EXTRACTED DATA:
+ + + +

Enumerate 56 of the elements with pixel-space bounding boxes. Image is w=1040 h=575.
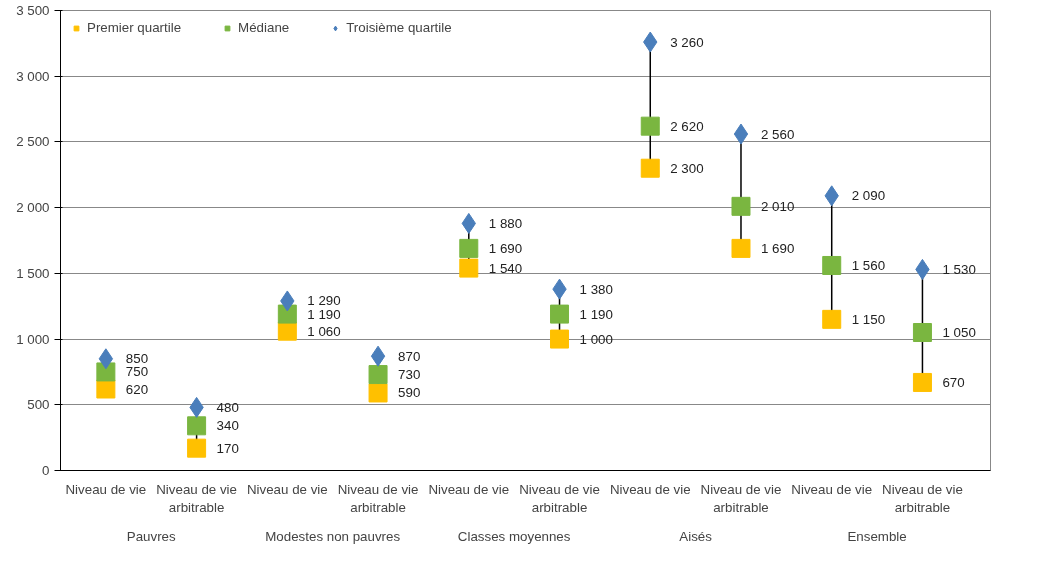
y-tick-label: 1 000 [16,331,50,347]
x-tick-label: Niveau de vie [65,481,147,497]
data-label: 170 [216,440,239,456]
legend-label: Troisième quartile [346,20,452,35]
data-label: 870 [398,348,421,364]
text: Aisés [679,528,713,544]
y-tick-label: 3 500 [16,3,50,18]
data-label: 1 290 [307,293,341,309]
y-tick-label: 2 500 [16,134,50,150]
x-tick-label: Niveau de vie [609,481,691,497]
data-label: 1 050 [942,325,976,340]
data-label: 1 880 [488,215,523,231]
data-label: 1 530 [942,261,976,277]
data-label: 3 260 [670,34,704,50]
x-tick-label: Niveau de vie arbitrable [156,481,237,515]
data-label: 1 540 [488,260,523,276]
text: Modestes non pauvres [265,528,401,544]
y-tick-label: 2 000 [16,200,50,216]
y-tick-label: 0 [42,463,50,478]
text: Ensemble [847,528,907,544]
data-label: 1 690 [760,240,795,256]
y-tick-label: 3 000 [16,68,50,84]
y-tick-label: 500 [27,397,50,413]
text: Pauvres [126,528,177,544]
x-tick-label: Niveau de vie [246,481,328,497]
data-label: 1 060 [307,323,341,339]
data-label: 2 620 [670,118,704,134]
legend-label: Premier quartile [87,20,182,35]
data-label: 850 [125,351,149,367]
x-tick-label: Niveau de vie [791,481,873,497]
data-label: 1 380 [579,281,613,297]
legend-label: Médiane [238,20,290,35]
data-label: 1 690 [488,240,523,256]
data-label: 2 010 [760,198,795,214]
data-label: 2 300 [670,160,704,176]
x-tick-label: Niveau de vie arbitrable [882,481,963,515]
data-label: 1 190 [579,306,613,322]
data-label: 340 [216,418,239,434]
data-label: 730 [398,367,421,383]
data-label: 670 [942,374,965,390]
y-tick-label: 1 500 [16,265,50,281]
x-tick-label: Niveau de vie arbitrable [337,481,419,515]
x-tick-label: Niveau de vie arbitrable [700,481,782,515]
text: Classes moyennes [457,528,571,544]
data-label: 1 190 [307,306,341,322]
data-label: 480 [216,399,239,415]
data-label: 620 [125,381,149,397]
data-label: 750 [125,364,149,380]
data-label: 590 [398,385,421,401]
data-label: 2 560 [760,126,795,142]
data-label: 2 090 [851,188,886,204]
data-label: 1 150 [851,311,886,327]
data-label: 1 000 [579,331,613,347]
data-label: 1 560 [851,257,886,273]
x-tick-label: Niveau de vie arbitrable [519,481,600,515]
x-tick-label: Niveau de vie [428,481,510,497]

+ + + +

THE PROBLEM:
Copy the records again, substituting "value-label" for every "data-label" and keeping everything else the same. Leave the pictures out.

EXPECTED OUTPUT:
Enumerate 56 of the elements with pixel-space bounding boxes. Image is w=1040 h=575.
y-tick-label: 1 000 [16,331,50,347]
x-tick-label: Niveau de vie [65,481,147,497]
value-label: 170 [216,440,239,456]
legend-label: Troisième quartile [346,20,452,35]
value-label: 870 [398,348,421,364]
text: Aisés [679,528,713,544]
y-tick-label: 3 500 [16,3,50,18]
value-label: 1 290 [307,293,341,309]
y-tick-label: 2 500 [16,134,50,150]
x-tick-label: Niveau de vie [609,481,691,497]
value-label: 1 050 [942,325,976,340]
value-label: 1 880 [488,215,523,231]
value-label: 1 530 [942,261,976,277]
value-label: 3 260 [670,34,704,50]
x-tick-label: Niveau de vie arbitrable [156,481,237,515]
value-label: 1 540 [488,260,523,276]
text: Modestes non pauvres [265,528,401,544]
y-tick-label: 2 000 [16,200,50,216]
y-tick-label: 0 [42,463,50,478]
text: Ensemble [847,528,907,544]
value-label: 1 690 [760,240,795,256]
y-tick-label: 3 000 [16,68,50,84]
y-tick-label: 500 [27,397,50,413]
text: Pauvres [126,528,177,544]
x-tick-label: Niveau de vie [246,481,328,497]
value-label: 1 060 [307,323,341,339]
value-label: 2 620 [670,118,704,134]
legend-label: Premier quartile [87,20,182,35]
value-label: 850 [125,351,149,367]
x-tick-label: Niveau de vie [791,481,873,497]
value-label: 1 380 [579,281,613,297]
legend-label: Médiane [238,20,290,35]
value-label: 1 690 [488,240,523,256]
value-label: 2 010 [760,198,795,214]
value-label: 2 300 [670,160,704,176]
x-tick-label: Niveau de vie arbitrable [882,481,963,515]
value-label: 1 190 [579,306,613,322]
value-label: 340 [216,418,239,434]
value-label: 730 [398,367,421,383]
value-label: 670 [942,374,965,390]
y-tick-label: 1 500 [16,265,50,281]
x-tick-label: Niveau de vie arbitrable [337,481,419,515]
x-tick-label: Niveau de vie arbitrable [700,481,782,515]
text: Classes moyennes [457,528,571,544]
value-label: 1 190 [307,306,341,322]
value-label: 480 [216,399,239,415]
value-label: 620 [125,381,149,397]
value-label: 750 [125,364,149,380]
value-label: 590 [398,385,421,401]
value-label: 2 560 [760,126,795,142]
value-label: 2 090 [851,188,886,204]
value-label: 1 150 [851,311,886,327]
value-label: 1 000 [579,331,613,347]
value-label: 1 560 [851,257,886,273]
x-tick-label: Niveau de vie arbitrable [519,481,600,515]
x-tick-label: Niveau de vie [428,481,510,497]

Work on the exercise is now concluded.